Task prompt:
Each entry has to be copied exactly, with nothing missed.

Entries supplied:
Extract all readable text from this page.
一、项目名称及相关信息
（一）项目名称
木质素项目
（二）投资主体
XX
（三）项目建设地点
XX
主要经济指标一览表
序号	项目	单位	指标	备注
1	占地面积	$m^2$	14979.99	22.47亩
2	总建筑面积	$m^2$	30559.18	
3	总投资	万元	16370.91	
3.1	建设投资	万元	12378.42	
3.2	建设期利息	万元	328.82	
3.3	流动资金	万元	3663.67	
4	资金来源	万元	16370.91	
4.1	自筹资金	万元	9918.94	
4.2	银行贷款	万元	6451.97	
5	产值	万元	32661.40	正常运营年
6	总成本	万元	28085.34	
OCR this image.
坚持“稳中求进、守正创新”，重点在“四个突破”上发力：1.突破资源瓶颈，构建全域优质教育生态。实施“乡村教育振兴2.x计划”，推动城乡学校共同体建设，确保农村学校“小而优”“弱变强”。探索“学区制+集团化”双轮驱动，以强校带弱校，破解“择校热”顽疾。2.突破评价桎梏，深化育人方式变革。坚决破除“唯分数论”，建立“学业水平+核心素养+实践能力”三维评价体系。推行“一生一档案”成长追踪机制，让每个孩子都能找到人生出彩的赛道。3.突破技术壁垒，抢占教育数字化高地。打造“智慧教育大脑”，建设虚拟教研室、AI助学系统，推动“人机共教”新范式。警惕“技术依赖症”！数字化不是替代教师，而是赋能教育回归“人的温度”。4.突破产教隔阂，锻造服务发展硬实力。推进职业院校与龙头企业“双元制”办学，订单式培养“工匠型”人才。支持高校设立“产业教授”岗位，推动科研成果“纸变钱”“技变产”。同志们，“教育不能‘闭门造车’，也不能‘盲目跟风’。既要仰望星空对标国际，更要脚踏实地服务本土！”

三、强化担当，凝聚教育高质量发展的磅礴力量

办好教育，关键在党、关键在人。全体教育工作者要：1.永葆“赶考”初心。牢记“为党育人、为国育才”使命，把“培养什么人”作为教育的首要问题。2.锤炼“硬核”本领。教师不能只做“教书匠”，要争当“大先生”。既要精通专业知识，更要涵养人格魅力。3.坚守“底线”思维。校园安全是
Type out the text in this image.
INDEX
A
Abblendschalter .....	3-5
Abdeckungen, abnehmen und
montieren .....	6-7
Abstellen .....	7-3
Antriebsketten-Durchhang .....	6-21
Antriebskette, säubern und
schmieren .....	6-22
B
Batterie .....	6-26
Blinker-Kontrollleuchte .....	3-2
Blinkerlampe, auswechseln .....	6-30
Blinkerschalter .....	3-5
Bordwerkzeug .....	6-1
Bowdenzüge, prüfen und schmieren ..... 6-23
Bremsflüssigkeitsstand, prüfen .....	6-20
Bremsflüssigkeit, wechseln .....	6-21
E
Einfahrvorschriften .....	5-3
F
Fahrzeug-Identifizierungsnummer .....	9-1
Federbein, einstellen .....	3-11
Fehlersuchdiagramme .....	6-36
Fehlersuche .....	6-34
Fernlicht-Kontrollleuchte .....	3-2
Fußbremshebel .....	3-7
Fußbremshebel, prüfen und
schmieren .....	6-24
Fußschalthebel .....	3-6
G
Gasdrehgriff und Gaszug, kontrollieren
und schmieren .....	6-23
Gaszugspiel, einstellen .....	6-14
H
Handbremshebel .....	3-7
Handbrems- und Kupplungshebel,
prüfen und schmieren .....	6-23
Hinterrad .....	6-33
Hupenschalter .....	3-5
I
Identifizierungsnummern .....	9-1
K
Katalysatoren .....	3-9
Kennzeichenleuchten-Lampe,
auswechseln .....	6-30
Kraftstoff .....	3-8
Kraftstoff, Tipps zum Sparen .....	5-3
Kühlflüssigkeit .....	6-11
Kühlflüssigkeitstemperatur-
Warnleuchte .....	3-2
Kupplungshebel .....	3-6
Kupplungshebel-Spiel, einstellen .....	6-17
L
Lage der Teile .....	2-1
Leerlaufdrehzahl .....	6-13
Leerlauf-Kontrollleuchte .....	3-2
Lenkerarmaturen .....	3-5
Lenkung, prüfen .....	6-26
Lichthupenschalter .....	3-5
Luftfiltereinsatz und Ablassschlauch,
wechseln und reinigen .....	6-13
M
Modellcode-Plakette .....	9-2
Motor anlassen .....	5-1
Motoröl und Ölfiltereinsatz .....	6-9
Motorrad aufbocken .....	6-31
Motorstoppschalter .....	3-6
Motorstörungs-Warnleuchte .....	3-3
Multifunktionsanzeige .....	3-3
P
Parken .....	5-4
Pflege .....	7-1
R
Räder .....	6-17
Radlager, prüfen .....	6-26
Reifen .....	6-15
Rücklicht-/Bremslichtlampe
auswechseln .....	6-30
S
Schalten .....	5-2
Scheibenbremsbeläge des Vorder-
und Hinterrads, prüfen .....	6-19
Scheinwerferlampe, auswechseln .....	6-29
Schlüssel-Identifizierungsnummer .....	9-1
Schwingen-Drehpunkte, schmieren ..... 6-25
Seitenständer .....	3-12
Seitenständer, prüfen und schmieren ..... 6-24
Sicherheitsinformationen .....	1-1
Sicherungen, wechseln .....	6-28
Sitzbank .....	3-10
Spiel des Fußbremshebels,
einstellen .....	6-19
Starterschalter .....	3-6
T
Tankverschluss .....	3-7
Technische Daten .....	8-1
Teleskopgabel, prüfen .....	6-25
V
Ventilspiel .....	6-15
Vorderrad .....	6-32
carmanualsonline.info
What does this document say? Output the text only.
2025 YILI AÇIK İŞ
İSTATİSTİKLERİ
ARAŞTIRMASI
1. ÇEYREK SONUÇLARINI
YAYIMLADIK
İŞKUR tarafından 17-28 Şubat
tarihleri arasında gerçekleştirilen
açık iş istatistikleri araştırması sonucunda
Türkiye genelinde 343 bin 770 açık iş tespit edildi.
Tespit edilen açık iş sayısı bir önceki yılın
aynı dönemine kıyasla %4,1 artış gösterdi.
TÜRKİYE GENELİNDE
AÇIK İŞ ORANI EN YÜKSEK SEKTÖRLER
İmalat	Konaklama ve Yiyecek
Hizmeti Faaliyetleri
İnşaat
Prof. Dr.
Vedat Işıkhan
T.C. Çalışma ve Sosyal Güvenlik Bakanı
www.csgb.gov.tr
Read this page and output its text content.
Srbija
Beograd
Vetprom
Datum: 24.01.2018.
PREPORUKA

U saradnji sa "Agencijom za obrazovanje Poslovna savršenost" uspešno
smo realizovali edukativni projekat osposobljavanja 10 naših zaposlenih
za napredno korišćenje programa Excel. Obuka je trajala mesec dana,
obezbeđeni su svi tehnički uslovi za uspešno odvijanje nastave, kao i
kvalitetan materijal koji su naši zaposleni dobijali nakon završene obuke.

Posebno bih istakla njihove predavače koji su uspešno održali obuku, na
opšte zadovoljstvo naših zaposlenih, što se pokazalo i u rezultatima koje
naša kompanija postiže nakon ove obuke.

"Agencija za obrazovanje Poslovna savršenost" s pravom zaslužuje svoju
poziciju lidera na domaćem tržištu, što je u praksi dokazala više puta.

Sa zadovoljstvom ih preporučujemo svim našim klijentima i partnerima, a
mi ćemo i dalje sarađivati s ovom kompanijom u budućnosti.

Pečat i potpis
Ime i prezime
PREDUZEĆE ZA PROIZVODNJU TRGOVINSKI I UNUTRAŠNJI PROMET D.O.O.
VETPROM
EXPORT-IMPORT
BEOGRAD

Solution to this exercise:
Extract all readable text from this page.
一、项目名称及相关信息
（一）项目名称
木质素项目
（二）投资主体
XX
（三）项目建设地点
XX
主要经济指标一览表
序号	项目	单位	指标	备注
1	占地面积	$m^2$	14979.99	22.47亩
2	总建筑面积	$m^2$	30559.18	
3	总投资	万元	16370.91	
3.1	建设投资	万元	12378.42	
3.2	建设期利息	万元	328.82	
3.3	流动资金	万元	3663.67	
4	资金来源	万元	16370.91	
4.1	自筹资金	万元	9918.94	
4.2	银行贷款	万元	6451.97	
5	产值	万元	32661.40	正常运营年
6	总成本	万元	28085.34	
OCR this image.
坚持“稳中求进、守正创新”，重点在“四个突破”上发力：1.突破资源瓶颈，构建全域优质教育生态。实施“乡村教育振兴2.x计划”，推动城乡学校共同体建设，确保农村学校“小而优”“弱变强”。探索“学区制+集团化”双轮驱动，以强校带弱校，破解“择校热”顽疾。2.突破评价桎梏，深化育人方式变革。坚决破除“唯分数论”，建立“学业水平+核心素养+实践能力”三维评价体系。推行“一生一档案”成长追踪机制，让每个孩子都能找到人生出彩的赛道。3.突破技术壁垒，抢占教育数字化高地。打造“智慧教育大脑”，建设虚拟教研室、AI助学系统，推动“人机共教”新范式。警惕“技术依赖症”！数字化不是替代教师，而是赋能教育回归“人的温度”。4.突破产教隔阂，锻造服务发展硬实力。推进职业院校与龙头企业“双元制”办学，订单式培养“工匠型”人才。支持高校设立“产业教授”岗位，推动科研成果“纸变钱”“技变产”。同志们，“教育不能‘闭门造车’，也不能‘盲目跟风’。既要仰望星空对标国际，更要脚踏实地服务本土！”

三、强化担当，凝聚教育高质量发展的磅礴力量

办好教育，关键在党、关键在人。全体教育工作者要：1.永葆“赶考”初心。牢记“为党育人、为国育才”使命，把“培养什么人”作为教育的首要问题。2.锤炼“硬核”本领。教师不能只做“教书匠”，要争当“大先生”。既要精通专业知识，更要涵养人格魅力。3.坚守“底线”思维。校园安全是
Type out the text in this image.
INDEX
A
Abblendschalter .....	3-5
Abdeckungen, abnehmen und
montieren .....	6-7
Abstellen .....	7-3
Antriebsketten-Durchhang .....	6-21
Antriebskette, säubern und
schmieren .....	6-22
B
Batterie .....	6-26
Blinker-Kontrollleuchte .....	3-2
Blinkerlampe, auswechseln .....	6-30
Blinkerschalter .....	3-5
Bordwerkzeug .....	6-1
Bowdenzüge, prüfen und schmieren ..... 6-23
Bremsflüssigkeitsstand, prüfen .....	6-20
Bremsflüssigkeit, wechseln .....	6-21
E
Einfahrvorschriften .....	5-3
F
Fahrzeug-Identifizierungsnummer .....	9-1
Federbein, einstellen .....	3-11
Fehlersuchdiagramme .....	6-36
Fehlersuche .....	6-34
Fernlicht-Kontrollleuchte .....	3-2
Fußbremshebel .....	3-7
Fußbremshebel, prüfen und
schmieren .....	6-24
Fußschalthebel .....	3-6
G
Gasdrehgriff und Gaszug, kontrollieren
und schmieren .....	6-23
Gaszugspiel, einstellen .....	6-14
H
Handbremshebel .....	3-7
Handbrems- und Kupplungshebel,
prüfen und schmieren .....	6-23
Hinterrad .....	6-33
Hupenschalter .....	3-5
I
Identifizierungsnummern .....	9-1
K
Katalysatoren .....	3-9
Kennzeichenleuchten-Lampe,
auswechseln .....	6-30
Kraftstoff .....	3-8
Kraftstoff, Tipps zum Sparen .....	5-3
Kühlflüssigkeit .....	6-11
Kühlflüssigkeitstemperatur-
Warnleuchte .....	3-2
Kupplungshebel .....	3-6
Kupplungshebel-Spiel, einstellen .....	6-17
L
Lage der Teile .....	2-1
Leerlaufdrehzahl .....	6-13
Leerlauf-Kontrollleuchte .....	3-2
Lenkerarmaturen .....	3-5
Lenkung, prüfen .....	6-26
Lichthupenschalter .....	3-5
Luftfiltereinsatz und Ablassschlauch,
wechseln und reinigen .....	6-13
M
Modellcode-Plakette .....	9-2
Motor anlassen .....	5-1
Motoröl und Ölfiltereinsatz .....	6-9
Motorrad aufbocken .....	6-31
Motorstoppschalter .....	3-6
Motorstörungs-Warnleuchte .....	3-3
Multifunktionsanzeige .....	3-3
P
Parken .....	5-4
Pflege .....	7-1
R
Räder .....	6-17
Radlager, prüfen .....	6-26
Reifen .....	6-15
Rücklicht-/Bremslichtlampe
auswechseln .....	6-30
S
Schalten .....	5-2
Scheibenbremsbeläge des Vorder-
und Hinterrads, prüfen .....	6-19
Scheinwerferlampe, auswechseln .....	6-29
Schlüssel-Identifizierungsnummer .....	9-1
Schwingen-Drehpunkte, schmieren ..... 6-25
Seitenständer .....	3-12
Seitenständer, prüfen und schmieren ..... 6-24
Sicherheitsinformationen .....	1-1
Sicherungen, wechseln .....	6-28
Sitzbank .....	3-10
Spiel des Fußbremshebels,
einstellen .....	6-19
Starterschalter .....	3-6
T
Tankverschluss .....	3-7
Technische Daten .....	8-1
Teleskopgabel, prüfen .....	6-25
V
Ventilspiel .....	6-15
Vorderrad .....	6-32
carmanualsonline.info
What does this document say? Output the text only.
2025 YILI AÇIK İŞ
İSTATİSTİKLERİ
ARAŞTIRMASI
1. ÇEYREK SONUÇLARINI
YAYIMLADIK
İŞKUR tarafından 17-28 Şubat
tarihleri arasında gerçekleştirilen
açık iş istatistikleri araştırması sonucunda
Türkiye genelinde 343 bin 770 açık iş tespit edildi.
Tespit edilen açık iş sayısı bir önceki yılın
aynı dönemine kıyasla %4,1 artış gösterdi.
TÜRKİYE GENELİNDE
AÇIK İŞ ORANI EN YÜKSEK SEKTÖRLER
İmalat	Konaklama ve Yiyecek
Hizmeti Faaliyetleri
İnşaat
Prof. Dr.
Vedat Işıkhan
T.C. Çalışma ve Sosyal Güvenlik Bakanı
www.csgb.gov.tr
Read this page and output its text content.
Srbija
Beograd
Vetprom
Datum: 24.01.2018.
PREPORUKA

U saradnji sa "Agencijom za obrazovanje Poslovna savršenost" uspešno
smo realizovali edukativni projekat osposobljavanja 10 naših zaposlenih
za napredno korišćenje programa Excel. Obuka je trajala mesec dana,
obezbeđeni su svi tehnički uslovi za uspešno odvijanje nastave, kao i
kvalitetan materijal koji su naši zaposleni dobijali nakon završene obuke.

Posebno bih istakla njihove predavače koji su uspešno održali obuku, na
opšte zadovoljstvo naših zaposlenih, što se pokazalo i u rezultatima koje
naša kompanija postiže nakon ove obuke.

"Agencija za obrazovanje Poslovna savršenost" s pravom zaslužuje svoju
poziciju lidera na domaćem tržištu, što je u praksi dokazala više puta.

Sa zadovoljstvom ih preporučujemo svim našim klijentima i partnerima, a
mi ćemo i dalje sarađivati s ovom kompanijom u budućnosti.

Pečat i potpis
Ime i prezime
PREDUZEĆE ZA PROIZVODNJU TRGOVINSKI I UNUTRAŠNJI PROMET D.O.O.
VETPROM
EXPORT-IMPORT
BEOGRAD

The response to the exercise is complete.